------ MATERIAL FOR THE TASK ------

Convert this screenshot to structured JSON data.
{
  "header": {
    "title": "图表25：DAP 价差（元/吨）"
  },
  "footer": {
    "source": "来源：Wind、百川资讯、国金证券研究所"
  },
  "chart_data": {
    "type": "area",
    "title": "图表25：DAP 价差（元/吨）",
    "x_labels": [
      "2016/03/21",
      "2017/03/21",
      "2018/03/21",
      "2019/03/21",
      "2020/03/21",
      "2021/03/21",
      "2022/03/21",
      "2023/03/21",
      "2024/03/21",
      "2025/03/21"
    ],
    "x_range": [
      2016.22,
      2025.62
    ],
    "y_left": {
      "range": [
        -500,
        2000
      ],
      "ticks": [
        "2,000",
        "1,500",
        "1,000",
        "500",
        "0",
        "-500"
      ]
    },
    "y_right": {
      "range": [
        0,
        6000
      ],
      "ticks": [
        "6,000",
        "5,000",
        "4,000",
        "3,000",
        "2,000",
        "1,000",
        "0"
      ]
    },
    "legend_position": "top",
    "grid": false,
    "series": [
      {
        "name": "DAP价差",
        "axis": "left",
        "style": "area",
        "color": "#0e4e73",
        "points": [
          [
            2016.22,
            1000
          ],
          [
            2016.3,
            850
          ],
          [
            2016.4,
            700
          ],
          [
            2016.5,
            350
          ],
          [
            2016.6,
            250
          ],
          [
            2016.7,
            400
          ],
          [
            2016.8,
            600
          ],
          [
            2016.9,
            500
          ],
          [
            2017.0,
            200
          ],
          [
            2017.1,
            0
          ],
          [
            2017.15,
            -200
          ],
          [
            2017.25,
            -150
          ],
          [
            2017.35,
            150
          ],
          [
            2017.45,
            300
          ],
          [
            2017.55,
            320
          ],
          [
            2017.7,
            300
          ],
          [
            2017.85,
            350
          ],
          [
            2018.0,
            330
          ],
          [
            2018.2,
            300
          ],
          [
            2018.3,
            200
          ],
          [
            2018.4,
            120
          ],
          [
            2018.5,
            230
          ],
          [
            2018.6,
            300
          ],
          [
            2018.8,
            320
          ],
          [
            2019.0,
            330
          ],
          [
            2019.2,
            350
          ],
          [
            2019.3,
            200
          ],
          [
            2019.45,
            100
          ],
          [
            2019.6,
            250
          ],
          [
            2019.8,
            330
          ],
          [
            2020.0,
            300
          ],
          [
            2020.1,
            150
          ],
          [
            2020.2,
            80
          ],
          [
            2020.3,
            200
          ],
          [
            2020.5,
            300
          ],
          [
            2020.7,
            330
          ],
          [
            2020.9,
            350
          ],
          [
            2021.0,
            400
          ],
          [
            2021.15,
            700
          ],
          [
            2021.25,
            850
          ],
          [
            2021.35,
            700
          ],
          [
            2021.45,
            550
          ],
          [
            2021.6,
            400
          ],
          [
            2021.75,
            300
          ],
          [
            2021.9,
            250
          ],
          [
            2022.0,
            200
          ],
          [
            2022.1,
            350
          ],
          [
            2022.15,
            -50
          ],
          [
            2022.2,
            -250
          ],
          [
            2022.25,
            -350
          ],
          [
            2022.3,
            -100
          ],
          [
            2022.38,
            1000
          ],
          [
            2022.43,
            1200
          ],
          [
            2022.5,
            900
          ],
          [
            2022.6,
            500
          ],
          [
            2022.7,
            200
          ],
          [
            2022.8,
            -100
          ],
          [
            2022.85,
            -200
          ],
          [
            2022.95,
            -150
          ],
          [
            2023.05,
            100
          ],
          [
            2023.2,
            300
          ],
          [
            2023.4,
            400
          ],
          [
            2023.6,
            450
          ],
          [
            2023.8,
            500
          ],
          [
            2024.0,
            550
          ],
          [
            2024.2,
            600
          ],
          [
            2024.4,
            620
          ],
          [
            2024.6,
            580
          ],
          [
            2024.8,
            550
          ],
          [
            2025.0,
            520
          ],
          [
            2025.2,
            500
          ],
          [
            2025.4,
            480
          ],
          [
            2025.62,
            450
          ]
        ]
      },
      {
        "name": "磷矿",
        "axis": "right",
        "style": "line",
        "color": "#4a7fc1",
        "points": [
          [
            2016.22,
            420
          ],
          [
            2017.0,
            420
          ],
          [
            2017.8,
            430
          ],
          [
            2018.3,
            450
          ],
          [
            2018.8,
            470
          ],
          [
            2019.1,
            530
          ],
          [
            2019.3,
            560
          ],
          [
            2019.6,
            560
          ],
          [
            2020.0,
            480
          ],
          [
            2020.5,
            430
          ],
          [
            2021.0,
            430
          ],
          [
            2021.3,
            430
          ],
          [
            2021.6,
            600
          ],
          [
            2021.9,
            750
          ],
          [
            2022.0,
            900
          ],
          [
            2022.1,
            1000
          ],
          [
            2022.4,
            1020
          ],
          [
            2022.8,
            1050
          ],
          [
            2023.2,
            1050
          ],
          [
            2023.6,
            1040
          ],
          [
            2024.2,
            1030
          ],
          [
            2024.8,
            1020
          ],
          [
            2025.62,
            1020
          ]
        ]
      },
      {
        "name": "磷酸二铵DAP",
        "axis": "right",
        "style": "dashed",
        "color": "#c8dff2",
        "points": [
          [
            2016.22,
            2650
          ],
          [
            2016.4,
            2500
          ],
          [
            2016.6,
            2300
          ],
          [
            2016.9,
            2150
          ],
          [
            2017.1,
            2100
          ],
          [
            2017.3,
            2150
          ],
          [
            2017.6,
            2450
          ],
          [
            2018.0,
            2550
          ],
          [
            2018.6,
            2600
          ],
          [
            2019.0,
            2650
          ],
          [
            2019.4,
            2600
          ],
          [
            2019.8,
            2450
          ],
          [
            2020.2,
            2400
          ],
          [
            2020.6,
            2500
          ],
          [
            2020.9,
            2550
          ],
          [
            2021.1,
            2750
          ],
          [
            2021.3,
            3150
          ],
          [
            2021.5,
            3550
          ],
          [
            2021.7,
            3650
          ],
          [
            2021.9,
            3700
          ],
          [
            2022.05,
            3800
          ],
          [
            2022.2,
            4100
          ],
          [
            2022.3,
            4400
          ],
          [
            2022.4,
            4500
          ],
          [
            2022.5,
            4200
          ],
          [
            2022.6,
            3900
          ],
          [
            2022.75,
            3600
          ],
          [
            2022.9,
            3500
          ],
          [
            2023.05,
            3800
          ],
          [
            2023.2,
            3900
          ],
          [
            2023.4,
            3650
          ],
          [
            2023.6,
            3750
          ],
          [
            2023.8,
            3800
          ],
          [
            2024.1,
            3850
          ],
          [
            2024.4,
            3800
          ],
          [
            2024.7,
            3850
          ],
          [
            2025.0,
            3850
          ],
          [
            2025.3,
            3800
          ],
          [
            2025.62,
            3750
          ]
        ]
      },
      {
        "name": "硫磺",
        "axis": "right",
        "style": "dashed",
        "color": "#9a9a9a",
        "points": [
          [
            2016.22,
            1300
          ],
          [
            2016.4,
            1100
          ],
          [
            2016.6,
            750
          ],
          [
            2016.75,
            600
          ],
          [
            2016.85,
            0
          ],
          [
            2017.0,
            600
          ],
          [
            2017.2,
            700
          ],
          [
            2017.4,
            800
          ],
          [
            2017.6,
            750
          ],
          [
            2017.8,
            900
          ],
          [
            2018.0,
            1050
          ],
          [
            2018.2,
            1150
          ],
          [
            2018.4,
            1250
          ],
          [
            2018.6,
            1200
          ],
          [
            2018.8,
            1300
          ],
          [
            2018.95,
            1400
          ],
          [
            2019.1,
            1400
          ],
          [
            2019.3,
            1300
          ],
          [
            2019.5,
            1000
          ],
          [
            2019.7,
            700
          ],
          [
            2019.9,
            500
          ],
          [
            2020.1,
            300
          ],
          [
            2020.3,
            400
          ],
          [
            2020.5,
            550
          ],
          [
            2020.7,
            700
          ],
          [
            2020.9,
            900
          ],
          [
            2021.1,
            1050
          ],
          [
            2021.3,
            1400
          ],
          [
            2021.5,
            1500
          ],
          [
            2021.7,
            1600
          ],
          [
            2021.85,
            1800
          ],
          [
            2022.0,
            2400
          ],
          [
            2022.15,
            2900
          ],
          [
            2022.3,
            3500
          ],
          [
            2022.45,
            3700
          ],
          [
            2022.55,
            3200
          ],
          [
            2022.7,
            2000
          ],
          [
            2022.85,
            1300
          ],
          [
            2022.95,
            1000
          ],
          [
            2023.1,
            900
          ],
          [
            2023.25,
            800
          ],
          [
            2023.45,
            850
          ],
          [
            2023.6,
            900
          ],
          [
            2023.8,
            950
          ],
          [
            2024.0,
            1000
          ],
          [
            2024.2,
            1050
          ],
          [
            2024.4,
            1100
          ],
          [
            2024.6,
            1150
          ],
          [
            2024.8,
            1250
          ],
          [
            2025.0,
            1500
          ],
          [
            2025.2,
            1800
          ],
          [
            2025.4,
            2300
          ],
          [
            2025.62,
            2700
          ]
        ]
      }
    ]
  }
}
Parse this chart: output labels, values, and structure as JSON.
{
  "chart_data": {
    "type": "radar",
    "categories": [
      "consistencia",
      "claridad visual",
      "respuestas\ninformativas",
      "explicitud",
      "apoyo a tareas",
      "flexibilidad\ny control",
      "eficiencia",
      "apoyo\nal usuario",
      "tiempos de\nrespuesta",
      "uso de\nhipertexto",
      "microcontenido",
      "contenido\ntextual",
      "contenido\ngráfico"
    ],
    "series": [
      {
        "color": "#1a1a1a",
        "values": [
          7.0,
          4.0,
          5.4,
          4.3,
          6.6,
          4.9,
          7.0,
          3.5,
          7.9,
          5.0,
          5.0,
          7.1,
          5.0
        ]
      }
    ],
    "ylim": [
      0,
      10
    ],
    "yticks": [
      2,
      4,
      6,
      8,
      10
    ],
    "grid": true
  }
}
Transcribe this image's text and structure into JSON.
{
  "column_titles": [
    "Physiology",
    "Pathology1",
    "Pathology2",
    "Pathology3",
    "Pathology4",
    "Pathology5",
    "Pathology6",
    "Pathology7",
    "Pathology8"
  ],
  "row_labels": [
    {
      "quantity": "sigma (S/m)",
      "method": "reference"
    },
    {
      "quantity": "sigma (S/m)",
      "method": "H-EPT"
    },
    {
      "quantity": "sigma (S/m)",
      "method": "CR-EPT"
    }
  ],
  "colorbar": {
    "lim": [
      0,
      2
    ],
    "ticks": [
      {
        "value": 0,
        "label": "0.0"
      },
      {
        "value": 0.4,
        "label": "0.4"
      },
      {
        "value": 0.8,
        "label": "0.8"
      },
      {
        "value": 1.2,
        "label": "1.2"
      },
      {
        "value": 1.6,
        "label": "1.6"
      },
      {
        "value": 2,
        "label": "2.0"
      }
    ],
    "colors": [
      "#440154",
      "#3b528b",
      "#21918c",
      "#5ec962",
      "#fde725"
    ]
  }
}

------

**REQUIRED TASK**
Scan the data for the word "JSON" and copy every line where it shows up.

**RESPONSE**
Convert this screenshot to structured JSON data.
Parse this chart: output labels, values, and structure as JSON.
Transcribe this image's text and structure into JSON.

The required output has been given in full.